## WHAT TO WORK ON
Keep only the lines of the data below that contain "JSON", and copy them.

## Some records
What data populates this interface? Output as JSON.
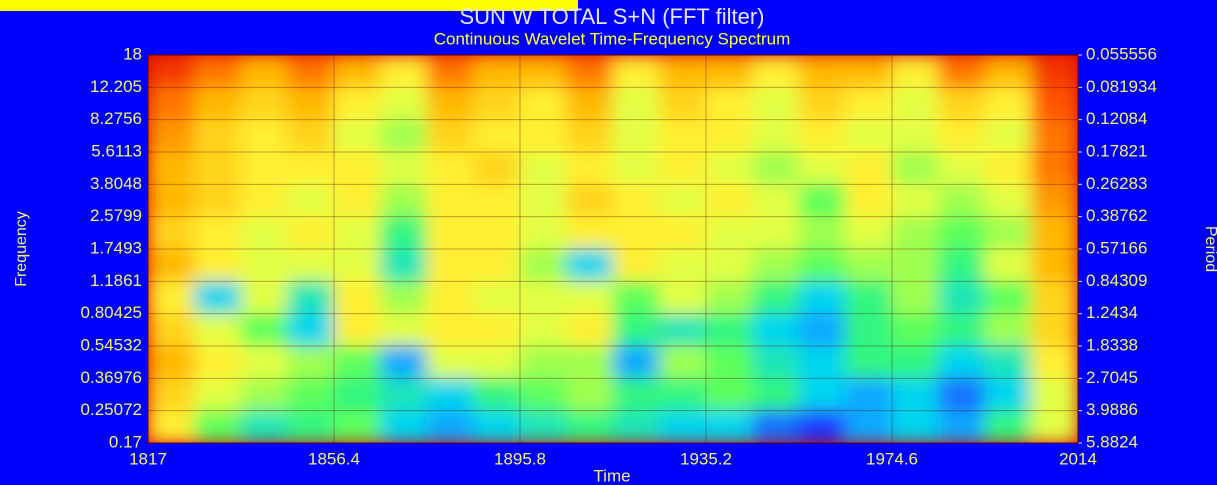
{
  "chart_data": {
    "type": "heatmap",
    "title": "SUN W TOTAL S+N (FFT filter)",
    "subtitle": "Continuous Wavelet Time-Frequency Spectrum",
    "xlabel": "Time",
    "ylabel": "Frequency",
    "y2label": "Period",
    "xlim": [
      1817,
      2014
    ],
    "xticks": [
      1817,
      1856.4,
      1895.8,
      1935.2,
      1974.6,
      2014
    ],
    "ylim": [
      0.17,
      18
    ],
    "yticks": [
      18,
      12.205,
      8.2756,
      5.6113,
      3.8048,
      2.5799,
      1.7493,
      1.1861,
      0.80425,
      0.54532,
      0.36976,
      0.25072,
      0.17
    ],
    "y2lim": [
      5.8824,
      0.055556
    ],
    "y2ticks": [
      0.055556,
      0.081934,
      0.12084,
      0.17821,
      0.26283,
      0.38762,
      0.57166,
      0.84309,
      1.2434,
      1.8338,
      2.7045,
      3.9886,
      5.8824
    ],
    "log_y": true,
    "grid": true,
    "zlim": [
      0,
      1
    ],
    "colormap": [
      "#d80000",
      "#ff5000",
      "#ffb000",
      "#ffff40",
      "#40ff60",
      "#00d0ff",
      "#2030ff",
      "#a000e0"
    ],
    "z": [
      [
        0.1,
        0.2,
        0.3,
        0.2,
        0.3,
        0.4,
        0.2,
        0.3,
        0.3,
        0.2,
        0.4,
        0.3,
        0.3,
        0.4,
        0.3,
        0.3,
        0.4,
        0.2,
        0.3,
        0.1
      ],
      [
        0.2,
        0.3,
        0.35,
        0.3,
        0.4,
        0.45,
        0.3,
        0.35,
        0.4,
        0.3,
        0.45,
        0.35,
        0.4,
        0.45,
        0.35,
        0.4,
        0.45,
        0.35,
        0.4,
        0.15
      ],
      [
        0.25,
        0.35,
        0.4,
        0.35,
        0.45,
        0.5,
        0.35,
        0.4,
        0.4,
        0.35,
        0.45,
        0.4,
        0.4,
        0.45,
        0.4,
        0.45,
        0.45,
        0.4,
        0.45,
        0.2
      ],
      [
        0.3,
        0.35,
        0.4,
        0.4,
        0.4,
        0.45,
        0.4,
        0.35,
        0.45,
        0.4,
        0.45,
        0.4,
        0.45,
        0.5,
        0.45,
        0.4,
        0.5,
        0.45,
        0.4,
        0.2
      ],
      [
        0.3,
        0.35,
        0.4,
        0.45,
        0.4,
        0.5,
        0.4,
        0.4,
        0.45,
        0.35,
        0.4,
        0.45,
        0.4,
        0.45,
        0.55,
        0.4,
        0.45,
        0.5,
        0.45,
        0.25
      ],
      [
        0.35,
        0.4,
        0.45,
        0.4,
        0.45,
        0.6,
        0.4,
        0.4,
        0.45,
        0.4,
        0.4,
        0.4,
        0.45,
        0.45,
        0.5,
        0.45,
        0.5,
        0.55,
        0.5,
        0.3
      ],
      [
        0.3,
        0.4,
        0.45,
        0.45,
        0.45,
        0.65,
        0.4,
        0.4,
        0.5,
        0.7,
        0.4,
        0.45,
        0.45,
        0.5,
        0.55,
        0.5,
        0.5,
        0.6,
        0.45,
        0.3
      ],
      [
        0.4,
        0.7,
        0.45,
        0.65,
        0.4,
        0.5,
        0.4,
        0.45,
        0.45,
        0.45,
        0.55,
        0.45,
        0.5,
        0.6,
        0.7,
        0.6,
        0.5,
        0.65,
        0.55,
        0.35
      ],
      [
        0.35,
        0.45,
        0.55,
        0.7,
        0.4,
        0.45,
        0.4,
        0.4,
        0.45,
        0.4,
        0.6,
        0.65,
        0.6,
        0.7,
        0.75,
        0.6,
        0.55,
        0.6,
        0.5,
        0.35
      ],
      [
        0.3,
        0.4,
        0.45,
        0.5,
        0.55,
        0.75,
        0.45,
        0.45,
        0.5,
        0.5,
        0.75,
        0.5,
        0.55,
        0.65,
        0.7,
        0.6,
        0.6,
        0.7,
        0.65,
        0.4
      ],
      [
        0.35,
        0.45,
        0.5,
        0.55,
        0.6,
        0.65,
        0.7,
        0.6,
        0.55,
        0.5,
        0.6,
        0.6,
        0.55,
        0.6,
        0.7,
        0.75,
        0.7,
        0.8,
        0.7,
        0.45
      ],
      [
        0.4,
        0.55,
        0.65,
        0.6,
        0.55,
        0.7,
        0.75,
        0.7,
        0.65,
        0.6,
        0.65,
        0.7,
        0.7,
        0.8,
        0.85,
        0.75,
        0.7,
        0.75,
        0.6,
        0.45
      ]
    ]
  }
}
...
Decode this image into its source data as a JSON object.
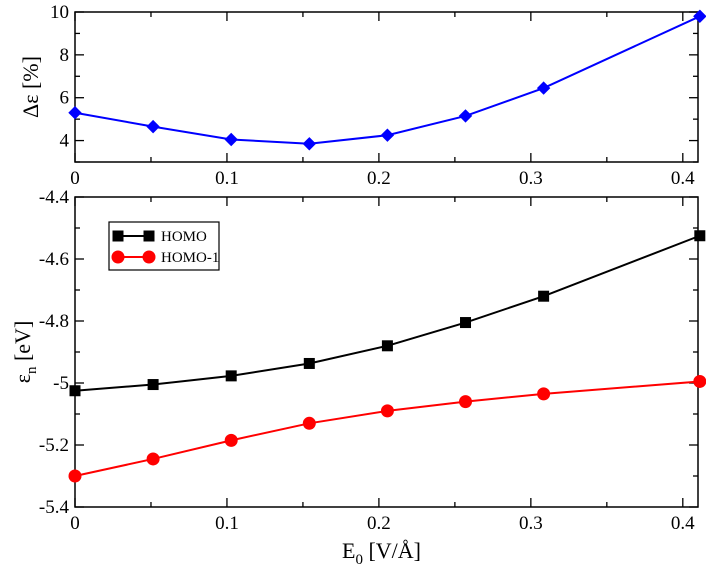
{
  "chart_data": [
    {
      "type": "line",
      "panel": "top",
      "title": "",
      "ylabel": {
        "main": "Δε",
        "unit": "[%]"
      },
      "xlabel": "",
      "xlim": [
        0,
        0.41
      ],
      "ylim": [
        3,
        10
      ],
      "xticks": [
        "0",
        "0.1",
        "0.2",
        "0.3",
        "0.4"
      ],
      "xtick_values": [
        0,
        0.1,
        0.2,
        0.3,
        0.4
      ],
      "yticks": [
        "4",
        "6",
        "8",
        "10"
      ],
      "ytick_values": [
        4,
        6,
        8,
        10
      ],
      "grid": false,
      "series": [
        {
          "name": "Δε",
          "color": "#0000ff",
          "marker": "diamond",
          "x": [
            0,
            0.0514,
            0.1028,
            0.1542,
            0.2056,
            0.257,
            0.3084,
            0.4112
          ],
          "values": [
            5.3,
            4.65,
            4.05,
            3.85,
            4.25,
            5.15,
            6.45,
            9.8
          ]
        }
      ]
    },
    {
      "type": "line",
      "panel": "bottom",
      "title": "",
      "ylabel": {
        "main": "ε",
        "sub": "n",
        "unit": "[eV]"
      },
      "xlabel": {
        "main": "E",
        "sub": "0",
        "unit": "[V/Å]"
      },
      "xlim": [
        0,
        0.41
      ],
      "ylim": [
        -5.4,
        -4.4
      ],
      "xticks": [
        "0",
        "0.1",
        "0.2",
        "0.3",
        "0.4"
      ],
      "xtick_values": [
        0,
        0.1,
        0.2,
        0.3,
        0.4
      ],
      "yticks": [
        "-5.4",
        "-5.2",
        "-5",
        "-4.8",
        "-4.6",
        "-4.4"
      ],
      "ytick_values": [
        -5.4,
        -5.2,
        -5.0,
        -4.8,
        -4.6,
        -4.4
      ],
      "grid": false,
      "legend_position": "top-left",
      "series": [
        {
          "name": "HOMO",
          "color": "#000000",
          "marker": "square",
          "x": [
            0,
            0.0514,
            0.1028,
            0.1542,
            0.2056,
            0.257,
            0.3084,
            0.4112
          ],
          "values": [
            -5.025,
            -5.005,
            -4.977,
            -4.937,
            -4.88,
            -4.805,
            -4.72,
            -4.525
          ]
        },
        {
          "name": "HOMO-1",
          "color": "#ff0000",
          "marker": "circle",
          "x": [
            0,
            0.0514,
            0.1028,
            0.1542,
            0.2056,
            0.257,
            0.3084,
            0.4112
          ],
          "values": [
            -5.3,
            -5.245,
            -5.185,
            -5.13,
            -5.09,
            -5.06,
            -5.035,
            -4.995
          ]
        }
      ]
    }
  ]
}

## COMPLETED EXERCISE
What data populates this interface? Output as JSON.
Decode this image into its source data as a JSON object.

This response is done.